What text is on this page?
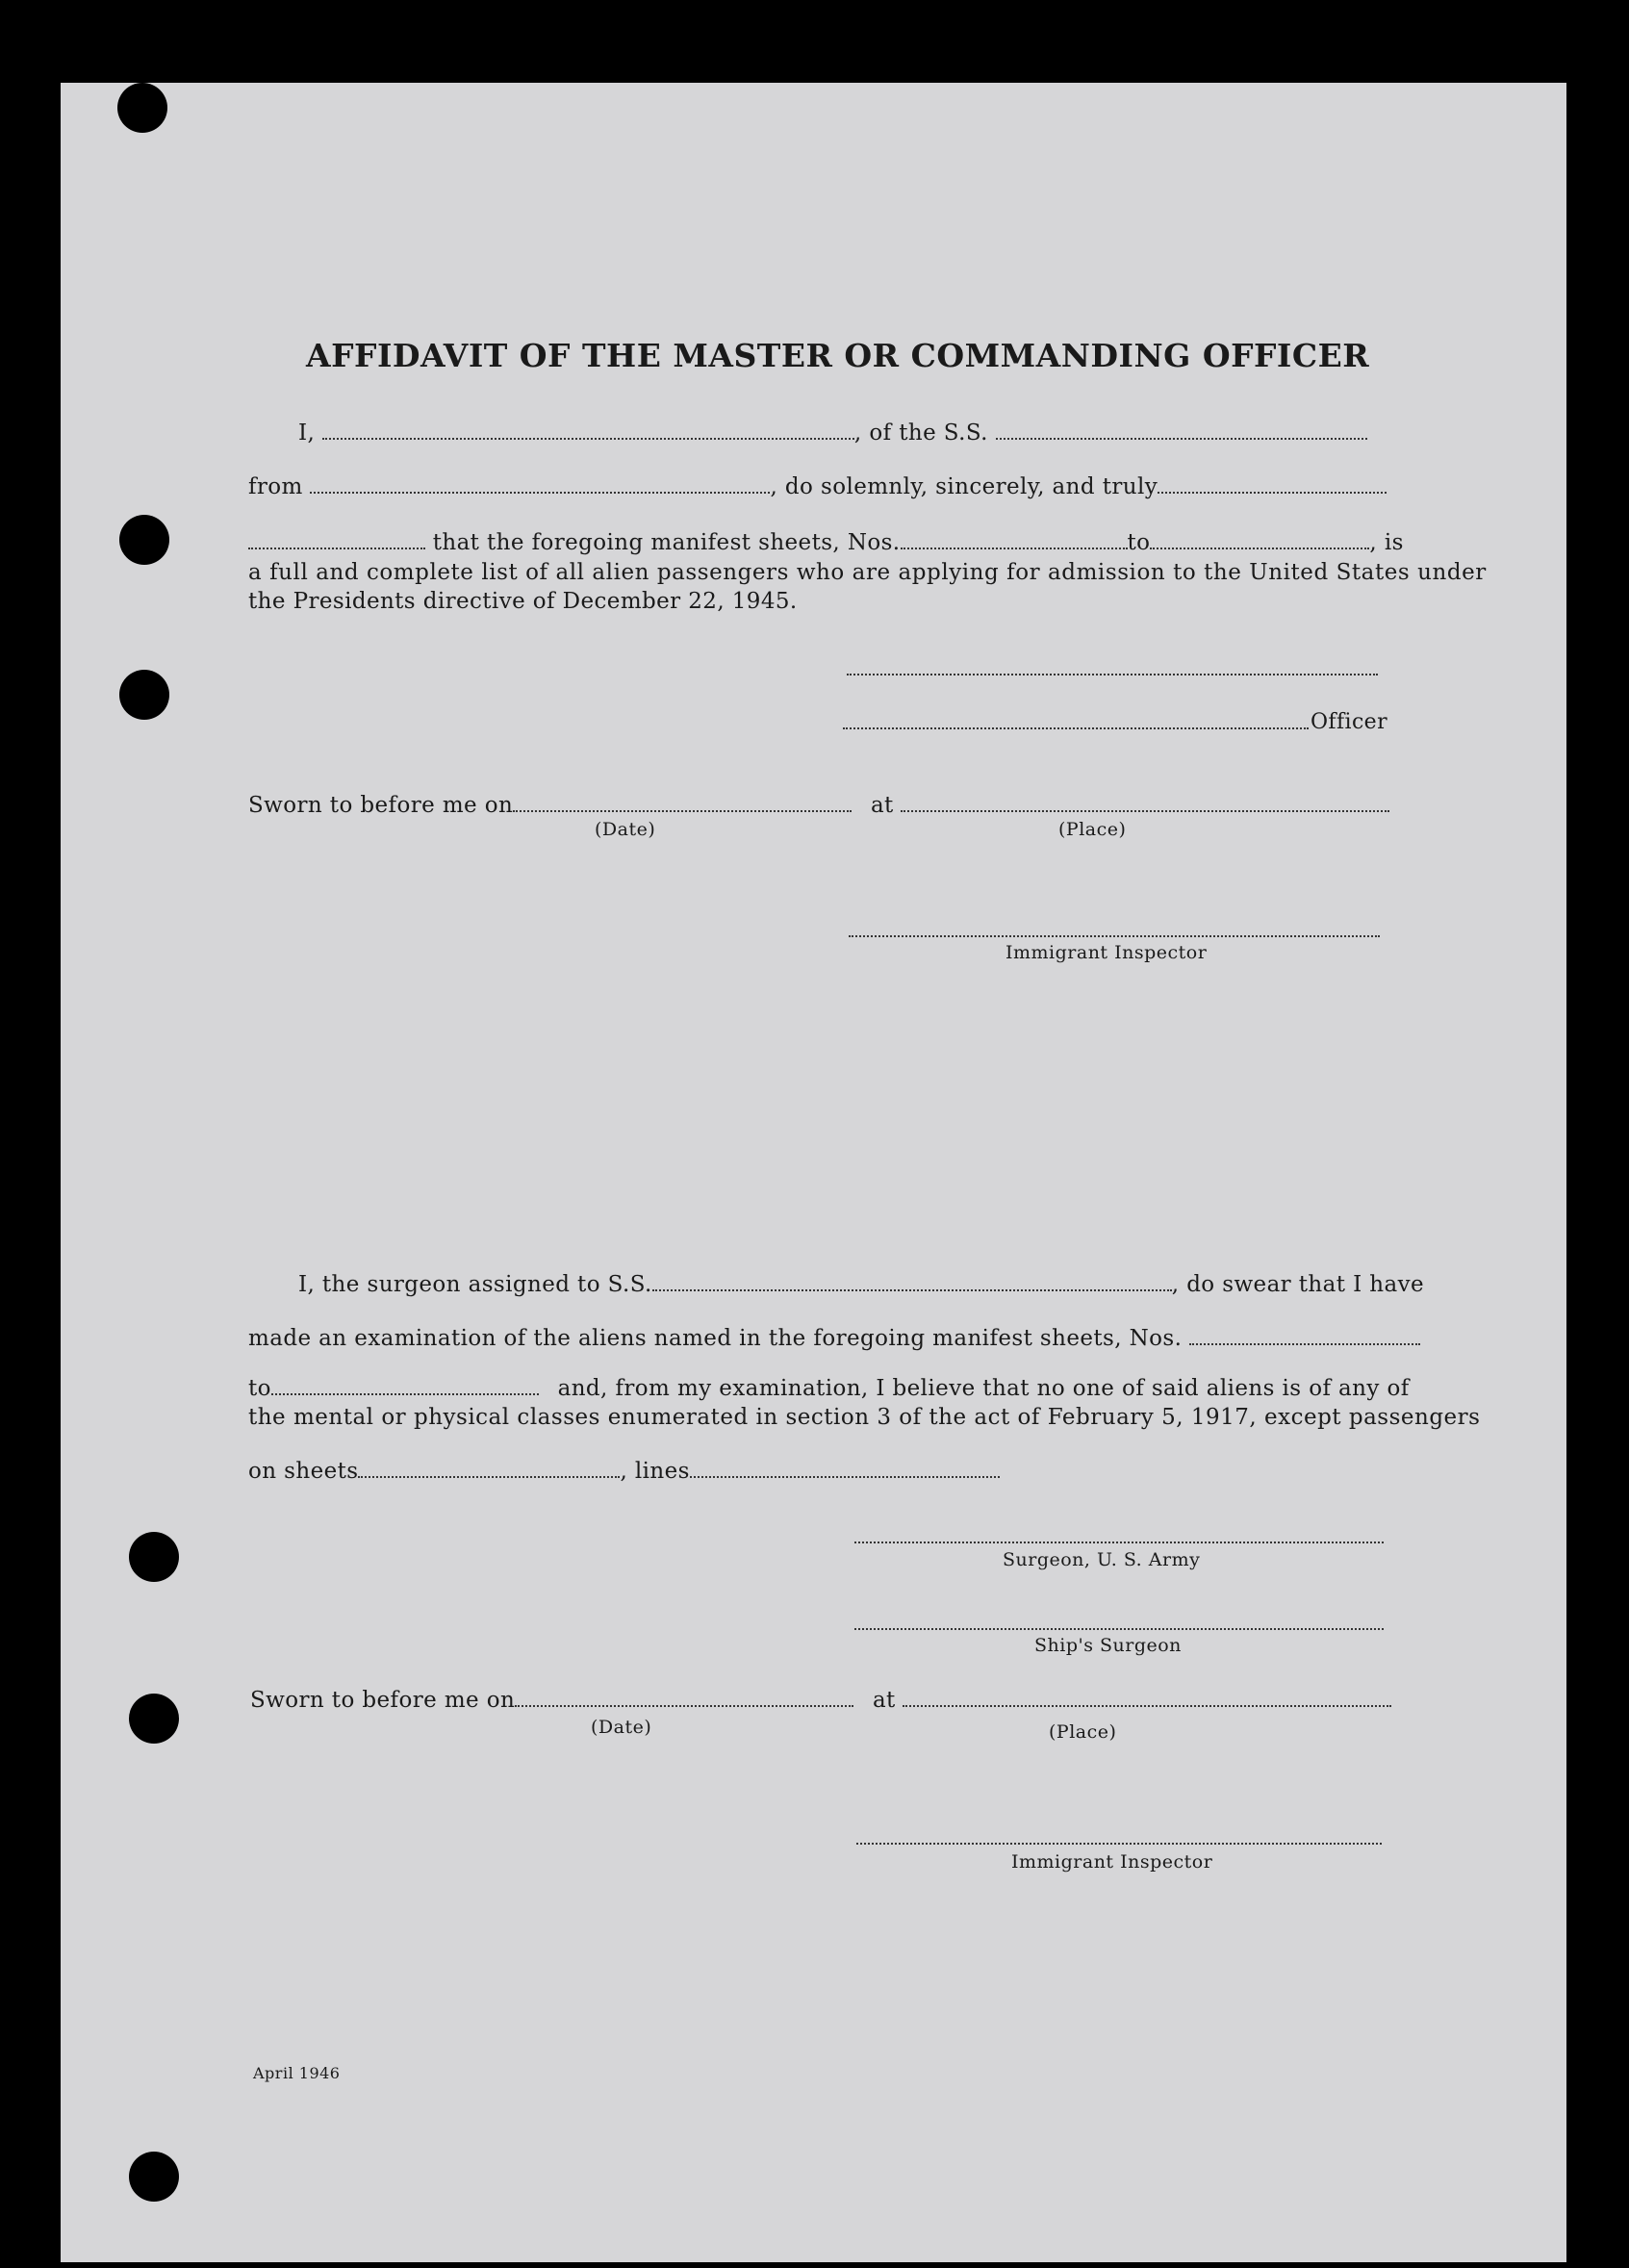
AFFIDAVIT OF THE MASTER OR COMMANDING OFFICER
I,	, of the S.S.
from	, do solemnly, sincerely, and truly
that the foregoing manifest sheets, Nos.	to	, is
a full and complete list of all alien passengers who are applying for admission to the United States under
the Presidents directive of December 22, 1945.
Officer
Sworn to before me on	at
(Date)	(Place)
Immigrant Inspector
I, the surgeon assigned to S.S.	, do swear that I have
made an examination of the aliens named in the foregoing manifest sheets, Nos.
to	and, from my examination, I believe that no one of said aliens is of any of
the mental or physical classes enumerated in section 3 of the act of February 5, 1917, except passengers
on sheets	, lines
Surgeon, U. S. Army
Ship's Surgeon
Sworn to before me on	at
(Date)	(Place)
Immigrant Inspector
April 1946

────────────────────

__PROBLEM TO SOLVE__:
In the records above, locate every line with the string "that" and copy it.

__TASK RESPONSE__:
that the foregoing manifest sheets, Nos.	to	, is
I, the surgeon assigned to S.S.	, do swear that I have
to	and, from my examination, I believe that no one of said aliens is of any of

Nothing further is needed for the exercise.